Texto de trabajo:
━━━━━━━━━━

Isaac Asimov murió el 6 de abril de 1992. A lo largo de su vida escribió cientos de libros. No consiguió llegar a los quinientos, objetivo que una vez se planteó, pero no quedó lejos de ellos. Y es posible que, a medida que se acumulan los volúmenes póstumos con su firma, acabe consiguiéndolo.
Su obra de ciencia ficción, en términos de pura cantidad, fue una gota en el océano de sus obras completas. En términos de importancia personal, sin embargo, fue lo que siempre lo definió como creador. Incluso en los momentos en los que había dejado el género casi por completo, seguía definiéndose, antes que como cualquier otra cosa, como escritor de ciencia ficción.
Amaba escribir. A veces hasta límites obsesivos.
Era profundamente racionalista y hondamente escéptico. En muchos sentidos (en su visión humanista del mundo, en el modo en que el pensamiento racional dominó siempre casi todas sus actitudes, en la cantidad de disciplinas que llegó a conocer, manejar con soltura y en algunos casos, dominar) fue quizá el último Renacentista.

━━━━━━━━━━

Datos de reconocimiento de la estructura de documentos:
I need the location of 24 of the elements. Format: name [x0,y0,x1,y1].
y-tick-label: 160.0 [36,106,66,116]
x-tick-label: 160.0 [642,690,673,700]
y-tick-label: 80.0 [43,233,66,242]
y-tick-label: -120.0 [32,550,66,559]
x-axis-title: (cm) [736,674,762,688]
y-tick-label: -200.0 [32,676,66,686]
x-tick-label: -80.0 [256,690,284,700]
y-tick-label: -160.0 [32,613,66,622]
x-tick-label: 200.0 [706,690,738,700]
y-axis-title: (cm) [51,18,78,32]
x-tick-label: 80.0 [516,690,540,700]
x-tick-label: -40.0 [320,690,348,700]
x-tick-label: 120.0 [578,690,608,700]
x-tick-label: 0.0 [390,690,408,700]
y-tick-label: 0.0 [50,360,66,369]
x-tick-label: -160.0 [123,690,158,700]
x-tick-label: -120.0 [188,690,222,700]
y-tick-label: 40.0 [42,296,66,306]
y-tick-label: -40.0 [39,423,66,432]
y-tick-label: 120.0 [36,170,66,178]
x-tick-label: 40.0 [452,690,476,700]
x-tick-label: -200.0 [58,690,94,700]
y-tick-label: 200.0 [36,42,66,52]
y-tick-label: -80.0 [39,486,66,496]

━━━━━━━━━━

Lo que se pide:
**a)** Copia del texto sobre Asimov el trozo que empieza en "Isaac Asimov murió" y termina en "firma, acabe consiguiéndolo.".
**b)** Según el texto sobre Asimov, ¿por qué fue quizá el último Renacentista? Explícalo en una a tres oraciones.
**c)** Continúa el texto sobre Asimov a partir de donde termina.
No hace falta usar los datos para nada.

Respuestas por tarea:
**a)**
Isaac Asimov murió el 6 de abril de 1992. A lo largo de su vida escribió cientos de libros. No consiguió llegar a los quinientos, objetivo que una vez se planteó, pero no quedó lejos de ellos. Y es posible que, a medida que se acumulan los volúmenes póstumos con su firma, acabe consiguiéndolo.

**b)** Por su visión humanista del mundo y porque el pensamiento racional dominó casi todas sus actitudes. También por la cantidad de disciplinas que llegó a conocer y a manejar con soltura, y en algunos casos a dominar.

**c)**
Para la historia de la ciencia ficción fue una figura importante en su etapa clásica, a la que le dio varias novelas memorables y un puñado de relatos cortos soberbios. Sus últimas obras no nos dejan tan buen recuerdo como las de los años cincuenta, es cierto, y a veces nos preguntamos si no habría sido mejor que no las hubiera escrito.
Sin embargo, ¿por qué no? Los lectores querían leerlas, los editores querían publicarlas y él quería escribirlas.
Los resultados que alcanzó con ellas, en su mayoría discretos y a veces mediocres, no empañan su narrativa anterior, ni sus logros en un género literario que, le pese a quien le pese, es la principal seña de identidad literaria del siglo XX.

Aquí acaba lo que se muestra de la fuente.